**ENTRIES PROVIDED**
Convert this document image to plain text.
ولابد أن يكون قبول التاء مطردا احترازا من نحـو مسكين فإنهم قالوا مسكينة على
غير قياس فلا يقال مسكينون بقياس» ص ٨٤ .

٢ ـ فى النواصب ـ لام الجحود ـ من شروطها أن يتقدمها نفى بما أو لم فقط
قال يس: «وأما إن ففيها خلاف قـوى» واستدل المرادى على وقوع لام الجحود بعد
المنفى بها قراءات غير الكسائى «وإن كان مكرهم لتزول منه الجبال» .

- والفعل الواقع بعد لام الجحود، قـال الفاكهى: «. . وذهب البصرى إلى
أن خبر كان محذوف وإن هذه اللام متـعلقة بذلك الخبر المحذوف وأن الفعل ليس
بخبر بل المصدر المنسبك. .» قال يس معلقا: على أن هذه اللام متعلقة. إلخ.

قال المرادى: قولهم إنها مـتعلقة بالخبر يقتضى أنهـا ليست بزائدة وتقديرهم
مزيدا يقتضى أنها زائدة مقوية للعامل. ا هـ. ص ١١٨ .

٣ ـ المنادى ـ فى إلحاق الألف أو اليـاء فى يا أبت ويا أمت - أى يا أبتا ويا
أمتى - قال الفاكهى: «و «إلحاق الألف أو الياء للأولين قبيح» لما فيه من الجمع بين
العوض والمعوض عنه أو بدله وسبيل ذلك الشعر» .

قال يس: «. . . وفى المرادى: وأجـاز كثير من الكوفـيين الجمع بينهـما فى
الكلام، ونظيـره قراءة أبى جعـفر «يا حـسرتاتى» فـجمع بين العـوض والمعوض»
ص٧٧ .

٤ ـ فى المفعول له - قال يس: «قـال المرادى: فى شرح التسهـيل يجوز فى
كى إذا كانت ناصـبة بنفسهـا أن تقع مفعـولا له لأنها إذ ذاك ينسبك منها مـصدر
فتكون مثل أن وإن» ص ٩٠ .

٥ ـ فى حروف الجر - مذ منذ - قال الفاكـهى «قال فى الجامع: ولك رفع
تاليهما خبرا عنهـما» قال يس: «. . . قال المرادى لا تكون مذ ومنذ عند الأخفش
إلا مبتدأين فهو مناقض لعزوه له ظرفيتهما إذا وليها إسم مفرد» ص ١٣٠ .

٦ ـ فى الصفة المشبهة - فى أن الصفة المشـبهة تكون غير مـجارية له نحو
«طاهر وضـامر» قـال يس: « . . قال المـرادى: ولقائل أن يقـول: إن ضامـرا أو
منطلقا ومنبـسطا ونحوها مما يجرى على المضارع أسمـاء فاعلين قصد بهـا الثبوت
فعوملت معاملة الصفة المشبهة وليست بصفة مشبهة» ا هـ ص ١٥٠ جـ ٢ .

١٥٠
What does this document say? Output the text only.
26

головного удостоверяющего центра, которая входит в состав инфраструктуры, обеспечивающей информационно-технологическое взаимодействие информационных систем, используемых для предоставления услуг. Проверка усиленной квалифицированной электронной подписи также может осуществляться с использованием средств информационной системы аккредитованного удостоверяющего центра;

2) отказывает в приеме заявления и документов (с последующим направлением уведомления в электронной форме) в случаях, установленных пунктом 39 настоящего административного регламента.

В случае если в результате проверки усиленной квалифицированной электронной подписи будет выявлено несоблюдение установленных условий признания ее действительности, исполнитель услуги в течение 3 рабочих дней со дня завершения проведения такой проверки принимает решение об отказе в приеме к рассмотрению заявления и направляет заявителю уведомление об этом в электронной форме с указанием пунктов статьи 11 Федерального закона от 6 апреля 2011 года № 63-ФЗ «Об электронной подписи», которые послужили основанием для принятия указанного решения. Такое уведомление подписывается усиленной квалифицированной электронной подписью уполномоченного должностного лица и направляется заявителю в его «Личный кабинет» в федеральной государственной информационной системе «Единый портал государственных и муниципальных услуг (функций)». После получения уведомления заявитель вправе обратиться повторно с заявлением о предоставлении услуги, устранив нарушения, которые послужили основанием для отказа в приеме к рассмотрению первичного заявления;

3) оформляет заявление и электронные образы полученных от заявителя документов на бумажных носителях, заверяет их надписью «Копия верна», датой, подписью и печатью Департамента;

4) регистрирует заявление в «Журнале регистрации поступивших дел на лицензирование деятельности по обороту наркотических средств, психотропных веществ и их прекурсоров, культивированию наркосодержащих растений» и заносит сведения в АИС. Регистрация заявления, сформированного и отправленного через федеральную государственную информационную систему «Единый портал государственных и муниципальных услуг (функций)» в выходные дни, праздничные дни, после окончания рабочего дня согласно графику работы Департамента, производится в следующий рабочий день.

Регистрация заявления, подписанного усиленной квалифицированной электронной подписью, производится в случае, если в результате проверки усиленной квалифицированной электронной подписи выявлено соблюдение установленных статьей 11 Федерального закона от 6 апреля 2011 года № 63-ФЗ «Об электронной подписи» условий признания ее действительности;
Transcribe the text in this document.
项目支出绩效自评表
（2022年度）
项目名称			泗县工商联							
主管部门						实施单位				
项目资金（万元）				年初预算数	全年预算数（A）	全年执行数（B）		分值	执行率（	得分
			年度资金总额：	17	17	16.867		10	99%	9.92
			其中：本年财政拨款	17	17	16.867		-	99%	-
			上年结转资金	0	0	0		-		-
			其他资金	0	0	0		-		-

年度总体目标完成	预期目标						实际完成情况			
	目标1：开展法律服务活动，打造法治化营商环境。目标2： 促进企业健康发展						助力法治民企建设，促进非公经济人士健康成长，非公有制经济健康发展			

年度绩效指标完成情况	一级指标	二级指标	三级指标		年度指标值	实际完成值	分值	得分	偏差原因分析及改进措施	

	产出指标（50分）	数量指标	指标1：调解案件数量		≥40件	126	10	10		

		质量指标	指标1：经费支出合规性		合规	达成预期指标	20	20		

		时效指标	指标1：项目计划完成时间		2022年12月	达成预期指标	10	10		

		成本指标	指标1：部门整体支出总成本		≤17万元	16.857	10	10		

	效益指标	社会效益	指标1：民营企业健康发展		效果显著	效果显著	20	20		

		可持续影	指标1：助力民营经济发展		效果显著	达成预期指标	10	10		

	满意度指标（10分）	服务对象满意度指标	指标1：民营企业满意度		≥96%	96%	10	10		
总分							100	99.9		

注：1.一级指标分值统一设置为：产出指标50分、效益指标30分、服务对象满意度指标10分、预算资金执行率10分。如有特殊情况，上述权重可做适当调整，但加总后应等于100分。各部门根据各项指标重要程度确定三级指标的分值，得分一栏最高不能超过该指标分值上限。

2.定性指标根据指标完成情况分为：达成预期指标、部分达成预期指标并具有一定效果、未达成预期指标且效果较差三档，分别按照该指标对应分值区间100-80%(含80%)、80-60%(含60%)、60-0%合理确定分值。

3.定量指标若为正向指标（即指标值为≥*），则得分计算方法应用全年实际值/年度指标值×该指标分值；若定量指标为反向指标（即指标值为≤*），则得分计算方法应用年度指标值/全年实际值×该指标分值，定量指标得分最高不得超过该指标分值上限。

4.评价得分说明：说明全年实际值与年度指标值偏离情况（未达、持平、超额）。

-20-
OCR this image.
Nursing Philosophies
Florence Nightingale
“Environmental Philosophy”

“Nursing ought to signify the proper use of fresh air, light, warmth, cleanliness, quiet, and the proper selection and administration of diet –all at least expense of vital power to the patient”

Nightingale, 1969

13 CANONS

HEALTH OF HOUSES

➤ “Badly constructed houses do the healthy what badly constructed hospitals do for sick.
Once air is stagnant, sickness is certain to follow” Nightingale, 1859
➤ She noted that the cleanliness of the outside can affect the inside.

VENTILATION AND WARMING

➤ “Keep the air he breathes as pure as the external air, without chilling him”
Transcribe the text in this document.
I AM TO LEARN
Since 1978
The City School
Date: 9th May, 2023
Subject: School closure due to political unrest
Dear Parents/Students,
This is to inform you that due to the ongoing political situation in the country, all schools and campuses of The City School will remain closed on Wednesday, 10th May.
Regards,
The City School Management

**THE PROBLEM**
Pick out the lines that have the word "School". Copy them all.

**THE SOLUTION**
The City School
Subject: School closure due to political unrest
This is to inform you that due to the ongoing political situation in the country, all schools and campuses of The City School will remain closed on Wednesday, 10th May.
The City School Management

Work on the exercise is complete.